__RECORDED DATA__
☆ ☆ ☆
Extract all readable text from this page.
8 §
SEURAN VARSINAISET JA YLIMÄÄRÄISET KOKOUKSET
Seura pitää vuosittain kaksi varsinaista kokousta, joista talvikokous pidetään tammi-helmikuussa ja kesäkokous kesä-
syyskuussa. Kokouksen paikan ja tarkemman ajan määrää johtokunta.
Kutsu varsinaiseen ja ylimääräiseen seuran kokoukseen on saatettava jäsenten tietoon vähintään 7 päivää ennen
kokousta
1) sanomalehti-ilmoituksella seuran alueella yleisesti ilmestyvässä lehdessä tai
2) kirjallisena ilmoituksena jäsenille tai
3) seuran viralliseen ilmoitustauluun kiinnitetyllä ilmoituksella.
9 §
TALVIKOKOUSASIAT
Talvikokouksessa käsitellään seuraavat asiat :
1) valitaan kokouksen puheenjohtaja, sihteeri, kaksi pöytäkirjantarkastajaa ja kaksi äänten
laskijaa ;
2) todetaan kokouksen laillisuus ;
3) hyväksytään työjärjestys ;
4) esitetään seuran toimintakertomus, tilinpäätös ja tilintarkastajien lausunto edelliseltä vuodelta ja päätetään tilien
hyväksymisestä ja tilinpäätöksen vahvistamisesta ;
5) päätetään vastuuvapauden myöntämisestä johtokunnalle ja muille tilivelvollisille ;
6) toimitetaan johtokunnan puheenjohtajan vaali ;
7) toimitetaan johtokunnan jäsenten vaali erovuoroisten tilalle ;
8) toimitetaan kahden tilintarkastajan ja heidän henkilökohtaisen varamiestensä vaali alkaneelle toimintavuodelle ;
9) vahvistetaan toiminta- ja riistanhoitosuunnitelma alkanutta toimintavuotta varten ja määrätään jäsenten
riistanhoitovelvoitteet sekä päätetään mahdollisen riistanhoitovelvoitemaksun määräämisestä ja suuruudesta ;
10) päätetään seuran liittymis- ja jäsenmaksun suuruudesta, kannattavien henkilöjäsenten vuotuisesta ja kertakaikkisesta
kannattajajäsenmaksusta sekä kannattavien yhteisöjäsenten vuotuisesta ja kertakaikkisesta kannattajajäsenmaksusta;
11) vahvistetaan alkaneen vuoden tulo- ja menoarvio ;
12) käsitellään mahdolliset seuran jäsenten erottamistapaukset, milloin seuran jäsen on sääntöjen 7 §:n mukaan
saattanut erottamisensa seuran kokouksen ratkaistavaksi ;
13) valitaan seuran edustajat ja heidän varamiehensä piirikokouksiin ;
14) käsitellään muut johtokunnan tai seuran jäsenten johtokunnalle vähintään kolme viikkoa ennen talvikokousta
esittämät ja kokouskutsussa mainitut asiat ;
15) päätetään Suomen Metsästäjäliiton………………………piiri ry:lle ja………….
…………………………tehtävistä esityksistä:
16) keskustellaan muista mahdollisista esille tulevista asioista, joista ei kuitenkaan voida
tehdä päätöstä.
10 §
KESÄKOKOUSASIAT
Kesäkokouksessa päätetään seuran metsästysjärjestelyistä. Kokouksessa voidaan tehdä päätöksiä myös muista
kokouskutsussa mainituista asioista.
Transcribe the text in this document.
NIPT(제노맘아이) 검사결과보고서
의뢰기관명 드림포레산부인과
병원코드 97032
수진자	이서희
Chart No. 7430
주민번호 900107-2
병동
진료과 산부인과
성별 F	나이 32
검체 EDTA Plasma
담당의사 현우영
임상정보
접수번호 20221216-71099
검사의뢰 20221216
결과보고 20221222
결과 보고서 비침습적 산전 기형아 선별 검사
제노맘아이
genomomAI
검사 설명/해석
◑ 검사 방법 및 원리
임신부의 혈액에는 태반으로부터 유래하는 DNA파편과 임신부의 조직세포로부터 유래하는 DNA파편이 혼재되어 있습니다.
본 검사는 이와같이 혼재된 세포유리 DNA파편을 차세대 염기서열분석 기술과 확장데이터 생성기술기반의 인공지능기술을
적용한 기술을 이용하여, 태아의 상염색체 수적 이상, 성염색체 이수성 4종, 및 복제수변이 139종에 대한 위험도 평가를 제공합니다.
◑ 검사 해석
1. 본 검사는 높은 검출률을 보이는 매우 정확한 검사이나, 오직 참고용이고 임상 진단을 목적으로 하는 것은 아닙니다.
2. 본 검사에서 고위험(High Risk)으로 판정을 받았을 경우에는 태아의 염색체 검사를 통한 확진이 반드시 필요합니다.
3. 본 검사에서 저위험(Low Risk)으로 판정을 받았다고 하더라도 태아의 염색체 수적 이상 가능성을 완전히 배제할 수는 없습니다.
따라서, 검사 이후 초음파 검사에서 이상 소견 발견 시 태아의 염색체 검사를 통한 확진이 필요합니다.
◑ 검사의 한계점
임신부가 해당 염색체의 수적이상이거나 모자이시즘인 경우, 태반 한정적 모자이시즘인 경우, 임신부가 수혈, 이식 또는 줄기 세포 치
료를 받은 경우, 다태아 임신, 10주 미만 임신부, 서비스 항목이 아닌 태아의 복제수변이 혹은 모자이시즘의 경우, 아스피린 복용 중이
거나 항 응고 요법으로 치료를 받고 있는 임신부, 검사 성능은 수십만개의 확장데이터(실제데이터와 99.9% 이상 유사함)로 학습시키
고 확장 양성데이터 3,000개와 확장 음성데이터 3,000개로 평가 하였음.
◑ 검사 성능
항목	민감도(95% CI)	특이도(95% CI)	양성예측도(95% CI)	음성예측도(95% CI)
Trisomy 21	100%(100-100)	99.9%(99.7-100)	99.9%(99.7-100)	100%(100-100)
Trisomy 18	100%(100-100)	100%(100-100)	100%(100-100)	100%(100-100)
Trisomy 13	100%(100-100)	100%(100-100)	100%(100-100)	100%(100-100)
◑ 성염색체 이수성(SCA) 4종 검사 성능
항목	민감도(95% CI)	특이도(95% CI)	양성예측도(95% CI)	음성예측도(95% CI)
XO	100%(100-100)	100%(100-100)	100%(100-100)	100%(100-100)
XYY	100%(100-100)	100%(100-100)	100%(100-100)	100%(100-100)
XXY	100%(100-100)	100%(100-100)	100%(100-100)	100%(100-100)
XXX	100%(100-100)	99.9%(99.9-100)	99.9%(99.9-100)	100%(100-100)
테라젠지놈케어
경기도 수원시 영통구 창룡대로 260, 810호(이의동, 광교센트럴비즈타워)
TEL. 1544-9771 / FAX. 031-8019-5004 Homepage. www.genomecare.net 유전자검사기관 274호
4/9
☆ ☆ ☆
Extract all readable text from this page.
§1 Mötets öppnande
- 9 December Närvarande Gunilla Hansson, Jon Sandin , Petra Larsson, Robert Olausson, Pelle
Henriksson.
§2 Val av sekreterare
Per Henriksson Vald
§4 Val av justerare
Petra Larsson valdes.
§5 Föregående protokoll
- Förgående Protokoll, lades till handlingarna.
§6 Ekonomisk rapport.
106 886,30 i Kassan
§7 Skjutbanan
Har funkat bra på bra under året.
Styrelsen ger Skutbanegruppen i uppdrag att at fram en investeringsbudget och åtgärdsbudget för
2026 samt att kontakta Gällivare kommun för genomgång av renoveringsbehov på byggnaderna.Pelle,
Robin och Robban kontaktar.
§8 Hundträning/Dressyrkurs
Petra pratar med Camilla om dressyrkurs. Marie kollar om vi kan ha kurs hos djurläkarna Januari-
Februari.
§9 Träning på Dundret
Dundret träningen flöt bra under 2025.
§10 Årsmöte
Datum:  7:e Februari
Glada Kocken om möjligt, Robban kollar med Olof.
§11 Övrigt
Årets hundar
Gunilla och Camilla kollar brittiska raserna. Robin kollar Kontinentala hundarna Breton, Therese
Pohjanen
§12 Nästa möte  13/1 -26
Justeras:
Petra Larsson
☆ ☆ ☆
Each line that holds the string "Larsson" counts once. Give the total for the listing and nothing else.

3